REQUEST –
Every line that holds the string "Details" is to be identified and copied.

INPUT DATA –
#####

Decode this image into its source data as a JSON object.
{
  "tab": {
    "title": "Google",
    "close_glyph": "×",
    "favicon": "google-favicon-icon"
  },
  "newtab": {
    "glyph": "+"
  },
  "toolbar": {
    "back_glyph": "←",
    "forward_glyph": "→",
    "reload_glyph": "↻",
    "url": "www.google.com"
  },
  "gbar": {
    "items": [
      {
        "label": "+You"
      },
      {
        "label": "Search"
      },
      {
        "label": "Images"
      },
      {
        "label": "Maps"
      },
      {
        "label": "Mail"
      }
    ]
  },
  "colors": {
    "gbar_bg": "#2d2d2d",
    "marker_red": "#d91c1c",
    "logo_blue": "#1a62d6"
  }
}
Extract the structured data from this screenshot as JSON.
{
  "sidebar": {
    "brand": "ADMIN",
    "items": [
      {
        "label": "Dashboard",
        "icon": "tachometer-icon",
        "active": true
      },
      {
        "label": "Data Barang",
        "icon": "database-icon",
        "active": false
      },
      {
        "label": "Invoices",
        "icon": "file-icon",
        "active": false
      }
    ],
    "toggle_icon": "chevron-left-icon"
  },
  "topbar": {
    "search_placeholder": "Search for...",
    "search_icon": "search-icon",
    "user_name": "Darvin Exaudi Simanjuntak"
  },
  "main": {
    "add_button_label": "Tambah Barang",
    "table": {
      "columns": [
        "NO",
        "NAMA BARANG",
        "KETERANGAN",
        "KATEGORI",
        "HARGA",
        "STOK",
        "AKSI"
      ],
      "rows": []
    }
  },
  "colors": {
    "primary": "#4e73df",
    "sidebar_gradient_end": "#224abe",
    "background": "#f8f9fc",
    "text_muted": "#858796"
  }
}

#####

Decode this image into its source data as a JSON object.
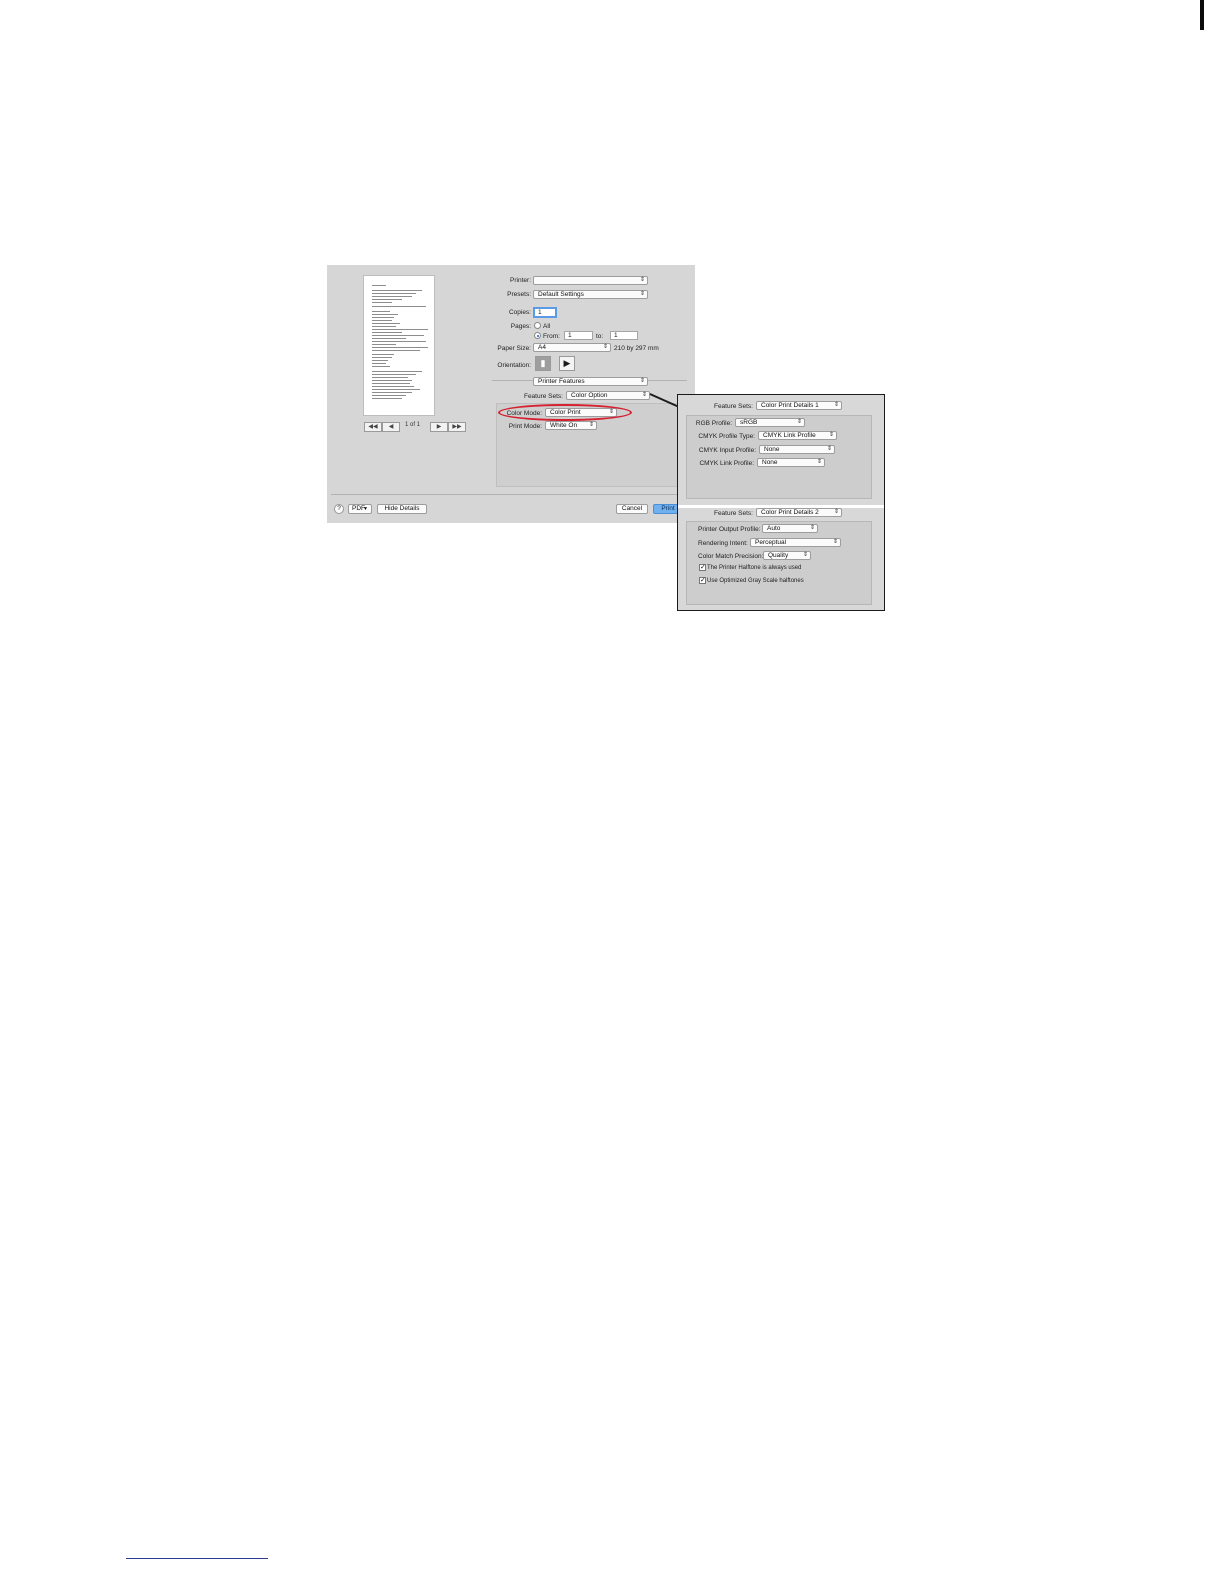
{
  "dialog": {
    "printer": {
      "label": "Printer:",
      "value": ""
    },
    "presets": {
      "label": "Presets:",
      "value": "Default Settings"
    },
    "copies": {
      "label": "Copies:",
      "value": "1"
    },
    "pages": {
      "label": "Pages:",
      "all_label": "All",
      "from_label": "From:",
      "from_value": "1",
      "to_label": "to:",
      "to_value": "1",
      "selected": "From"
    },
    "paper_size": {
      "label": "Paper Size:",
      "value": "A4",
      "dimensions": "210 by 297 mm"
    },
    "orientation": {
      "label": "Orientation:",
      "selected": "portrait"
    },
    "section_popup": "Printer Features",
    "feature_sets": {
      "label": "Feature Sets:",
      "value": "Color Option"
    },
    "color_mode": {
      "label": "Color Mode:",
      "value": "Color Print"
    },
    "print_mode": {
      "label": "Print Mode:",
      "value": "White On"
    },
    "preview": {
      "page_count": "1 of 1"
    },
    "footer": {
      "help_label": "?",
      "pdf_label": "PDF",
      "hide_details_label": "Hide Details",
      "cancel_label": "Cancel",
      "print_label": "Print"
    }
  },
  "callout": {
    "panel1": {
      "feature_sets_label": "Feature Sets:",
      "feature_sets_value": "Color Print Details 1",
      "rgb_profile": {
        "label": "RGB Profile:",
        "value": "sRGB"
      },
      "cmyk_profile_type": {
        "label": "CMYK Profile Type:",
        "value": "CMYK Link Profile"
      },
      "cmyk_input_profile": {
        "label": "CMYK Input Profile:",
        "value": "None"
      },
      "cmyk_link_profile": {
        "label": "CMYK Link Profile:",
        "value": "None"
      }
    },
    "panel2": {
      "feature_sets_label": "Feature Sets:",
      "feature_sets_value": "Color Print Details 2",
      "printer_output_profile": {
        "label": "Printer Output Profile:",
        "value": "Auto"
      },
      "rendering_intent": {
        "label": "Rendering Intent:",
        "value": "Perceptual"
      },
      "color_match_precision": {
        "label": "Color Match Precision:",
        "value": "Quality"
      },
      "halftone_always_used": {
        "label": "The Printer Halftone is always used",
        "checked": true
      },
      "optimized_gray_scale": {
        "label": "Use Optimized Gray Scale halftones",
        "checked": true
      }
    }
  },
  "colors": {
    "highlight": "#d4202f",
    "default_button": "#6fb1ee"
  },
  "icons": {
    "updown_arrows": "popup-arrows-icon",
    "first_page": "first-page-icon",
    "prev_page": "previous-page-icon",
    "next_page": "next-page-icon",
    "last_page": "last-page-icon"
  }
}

#####

REPLY TO THE TASK –
      "hide_details_label": "Hide Details",
      "feature_sets_value": "Color Print Details 1",
      "feature_sets_value": "Color Print Details 2",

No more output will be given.